DOCUMENT EXCERPT =>
....................

While social software may be the internet revolution du jour among venture capitalists, as a user I'm still waiting for the killer social software app that lives up to all the market hype. Recently I've been thinking about how the current crop of options could be improved upon, or at the very least, how they could be leveraged to be something useful for users. I've come up with a few ideas, some half-baked, others fully baked. I offer them here in the hopes that someone, somewhere already built it or would like to build it.


Colloquial mapping

The gist
Yahoo Maps + Slashdot

Have you ever been literally steered wrong by automated mapping systems like Yahoo Maps or Mapquest? Either the maps are out of date or the algorithm that determines the shortest distance between two points doesn't account for local traffic patterns. I find the difference between how Yahoo Maps says I should get from a point A to a point B and how a friend or family member would tell me how to get there differs about half the time. I find that the more rural or off-the-beaten-path a destination is, the bigger the difference.

I'm finding that in Oregon, the speed difference between two lane roads with stop signs and four lane freeways is substantial. Yahoo Maps suggests the shortest distance and it almost always includes backroads that are riddled with delays. Where these systems fall short is that they are not aware that a quick 5 minute jog over to a major freeway can save 20 minutes or more on an hour long drive.

The idea
Create a mapping service that allows the community to suggest alternate paths along with reasons for it. Suggest the routes to be taken as dictated by the software's GIS information, but also list user suggestions, and to ensure quality, also add ratings of user suggestions by others.

If I wanted to go from San Diego to Ventura, CA, there are several paths I could take and it would depend on time of day, day of week, time of year, and/or the weather. Software would dictate that I go directly up the 5 and 405 freeway to the 101, but that'd be murder during rush hour on a weekday and might take 4-6 hours to cut through three major metropolitan areas. During a holiday period, you'd probably save lots of time taking an eastern route around most of Southern California even though it would be a longer distance.

The rub
The biggest obstacle I can see is normalizing all the data. By its very nature, getting directions from people would be "dirty" and require some significant logic to normalize and get it into a database format that could be queried. You could store the paths based on the geographic start and end points, and perhaps take long/lat points along the way, then you could show users paths suggested by users that had start and end points that were shorter or longer than their desired path. The trickiest thing would be providing user suggested paths for a trip between say Los Angeles and Ventura, CA that could correctly draw upon some of the suggested paths from the San Diego to Ventura submissions.

....................

PROVIDED RECORDS =>
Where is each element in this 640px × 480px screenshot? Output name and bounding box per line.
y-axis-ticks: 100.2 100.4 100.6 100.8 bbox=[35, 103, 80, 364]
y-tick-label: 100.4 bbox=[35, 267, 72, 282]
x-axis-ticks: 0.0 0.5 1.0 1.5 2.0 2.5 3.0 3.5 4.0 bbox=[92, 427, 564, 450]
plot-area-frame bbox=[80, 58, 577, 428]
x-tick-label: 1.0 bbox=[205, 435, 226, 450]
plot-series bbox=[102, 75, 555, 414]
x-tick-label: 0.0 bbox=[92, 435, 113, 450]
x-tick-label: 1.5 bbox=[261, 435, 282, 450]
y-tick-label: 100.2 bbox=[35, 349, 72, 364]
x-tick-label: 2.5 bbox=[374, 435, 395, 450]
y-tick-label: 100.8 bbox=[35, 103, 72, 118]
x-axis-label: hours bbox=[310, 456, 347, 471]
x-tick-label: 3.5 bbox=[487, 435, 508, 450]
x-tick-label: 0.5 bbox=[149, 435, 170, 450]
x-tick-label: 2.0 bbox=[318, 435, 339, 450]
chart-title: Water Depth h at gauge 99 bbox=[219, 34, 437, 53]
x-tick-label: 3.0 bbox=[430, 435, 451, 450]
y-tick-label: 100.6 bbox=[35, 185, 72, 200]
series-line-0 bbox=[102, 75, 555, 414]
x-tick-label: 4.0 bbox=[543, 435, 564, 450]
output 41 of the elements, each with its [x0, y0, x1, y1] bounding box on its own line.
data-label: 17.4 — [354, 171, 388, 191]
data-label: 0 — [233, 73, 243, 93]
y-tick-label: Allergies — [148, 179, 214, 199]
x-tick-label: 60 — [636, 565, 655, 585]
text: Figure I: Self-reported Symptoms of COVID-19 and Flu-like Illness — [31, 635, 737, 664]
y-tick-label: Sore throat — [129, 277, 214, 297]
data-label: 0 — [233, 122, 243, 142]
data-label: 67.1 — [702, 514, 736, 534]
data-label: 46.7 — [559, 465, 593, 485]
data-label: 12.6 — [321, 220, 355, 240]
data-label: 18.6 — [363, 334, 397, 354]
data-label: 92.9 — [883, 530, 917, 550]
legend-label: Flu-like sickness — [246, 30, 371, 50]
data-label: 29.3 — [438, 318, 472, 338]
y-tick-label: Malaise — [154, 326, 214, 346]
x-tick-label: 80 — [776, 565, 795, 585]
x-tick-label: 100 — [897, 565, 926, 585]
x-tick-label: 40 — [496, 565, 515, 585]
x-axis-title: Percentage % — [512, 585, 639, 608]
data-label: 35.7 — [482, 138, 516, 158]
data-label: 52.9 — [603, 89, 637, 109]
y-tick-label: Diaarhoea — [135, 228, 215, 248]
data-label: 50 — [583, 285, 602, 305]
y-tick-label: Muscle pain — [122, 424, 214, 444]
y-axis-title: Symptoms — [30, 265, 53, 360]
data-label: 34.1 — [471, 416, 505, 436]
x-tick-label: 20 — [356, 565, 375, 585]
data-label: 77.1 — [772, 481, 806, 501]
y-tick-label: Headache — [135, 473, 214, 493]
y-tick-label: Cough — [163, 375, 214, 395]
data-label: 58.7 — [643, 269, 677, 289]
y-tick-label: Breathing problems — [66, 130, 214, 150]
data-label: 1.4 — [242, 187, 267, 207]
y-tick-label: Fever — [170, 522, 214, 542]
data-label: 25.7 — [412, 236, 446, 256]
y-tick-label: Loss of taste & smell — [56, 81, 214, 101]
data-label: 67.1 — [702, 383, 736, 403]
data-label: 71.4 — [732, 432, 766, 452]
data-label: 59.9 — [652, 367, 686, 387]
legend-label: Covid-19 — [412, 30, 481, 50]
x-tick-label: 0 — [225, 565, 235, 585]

....................

SHORT PROBLEM => From the post on social software ideas above the records, extract the passage that begins at the words "Have you ever" and stops after "bigger the difference.", copying it word for word.

EXPECTED ANSWER =>
Have you ever been literally steered wrong by automated mapping systems like Yahoo Maps or Mapquest? Either the maps are out of date or the algorithm that determines the shortest distance between two points doesn't account for local traffic patterns. I find the difference between how Yahoo Maps says I should get from a point A to a point B and how a friend or family member would tell me how to get there differs about half the time. I find that the more rural or off-the-beaten-path a destination is, the bigger the difference.